### Written task
Go through the listing and pick out each line with the word "state" in it.

### Records
#####

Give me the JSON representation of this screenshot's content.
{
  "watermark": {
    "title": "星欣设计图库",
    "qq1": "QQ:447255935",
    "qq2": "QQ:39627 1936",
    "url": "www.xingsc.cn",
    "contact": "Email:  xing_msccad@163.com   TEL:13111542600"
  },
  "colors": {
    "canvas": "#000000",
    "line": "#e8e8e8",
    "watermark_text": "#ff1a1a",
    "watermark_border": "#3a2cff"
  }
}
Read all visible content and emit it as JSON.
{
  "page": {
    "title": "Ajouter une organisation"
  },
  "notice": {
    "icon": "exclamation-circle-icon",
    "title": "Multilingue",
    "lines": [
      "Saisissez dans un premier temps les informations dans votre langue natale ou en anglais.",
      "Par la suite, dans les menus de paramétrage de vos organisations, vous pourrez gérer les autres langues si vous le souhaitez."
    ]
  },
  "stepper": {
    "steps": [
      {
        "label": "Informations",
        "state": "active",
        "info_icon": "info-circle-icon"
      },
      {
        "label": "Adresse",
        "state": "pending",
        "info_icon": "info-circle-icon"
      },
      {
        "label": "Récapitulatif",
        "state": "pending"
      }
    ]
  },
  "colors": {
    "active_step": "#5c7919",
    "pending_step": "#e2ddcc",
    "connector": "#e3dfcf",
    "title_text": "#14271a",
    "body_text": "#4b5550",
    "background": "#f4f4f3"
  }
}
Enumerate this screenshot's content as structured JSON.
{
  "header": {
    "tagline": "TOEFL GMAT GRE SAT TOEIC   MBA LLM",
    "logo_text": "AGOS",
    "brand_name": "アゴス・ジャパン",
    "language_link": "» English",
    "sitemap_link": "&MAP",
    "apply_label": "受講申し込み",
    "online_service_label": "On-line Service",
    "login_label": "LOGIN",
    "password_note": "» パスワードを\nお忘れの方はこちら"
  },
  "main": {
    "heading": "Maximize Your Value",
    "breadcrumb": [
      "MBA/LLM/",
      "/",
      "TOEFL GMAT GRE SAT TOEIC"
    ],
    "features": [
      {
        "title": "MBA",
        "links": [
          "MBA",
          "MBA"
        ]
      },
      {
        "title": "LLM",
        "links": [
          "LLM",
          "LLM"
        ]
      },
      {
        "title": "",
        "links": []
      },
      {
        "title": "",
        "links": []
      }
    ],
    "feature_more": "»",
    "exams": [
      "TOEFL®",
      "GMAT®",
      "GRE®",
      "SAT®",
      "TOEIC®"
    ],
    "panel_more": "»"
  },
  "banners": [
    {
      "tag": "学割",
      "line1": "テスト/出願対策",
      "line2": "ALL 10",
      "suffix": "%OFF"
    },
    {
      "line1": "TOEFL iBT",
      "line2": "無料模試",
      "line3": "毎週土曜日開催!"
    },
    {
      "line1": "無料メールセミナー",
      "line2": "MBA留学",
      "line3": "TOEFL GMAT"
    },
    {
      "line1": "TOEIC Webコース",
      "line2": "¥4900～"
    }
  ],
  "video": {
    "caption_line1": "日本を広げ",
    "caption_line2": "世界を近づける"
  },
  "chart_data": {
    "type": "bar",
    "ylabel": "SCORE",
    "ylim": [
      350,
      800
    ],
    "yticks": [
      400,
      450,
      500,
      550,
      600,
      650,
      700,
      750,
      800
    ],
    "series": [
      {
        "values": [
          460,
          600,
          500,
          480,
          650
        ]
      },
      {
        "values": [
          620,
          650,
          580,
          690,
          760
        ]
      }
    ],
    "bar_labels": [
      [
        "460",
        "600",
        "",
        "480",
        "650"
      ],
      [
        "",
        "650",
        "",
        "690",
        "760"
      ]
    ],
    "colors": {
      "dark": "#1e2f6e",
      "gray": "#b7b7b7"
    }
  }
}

#####

### Exercise solution
        "state": "active",
        "state": "pending",
        "state": "pending"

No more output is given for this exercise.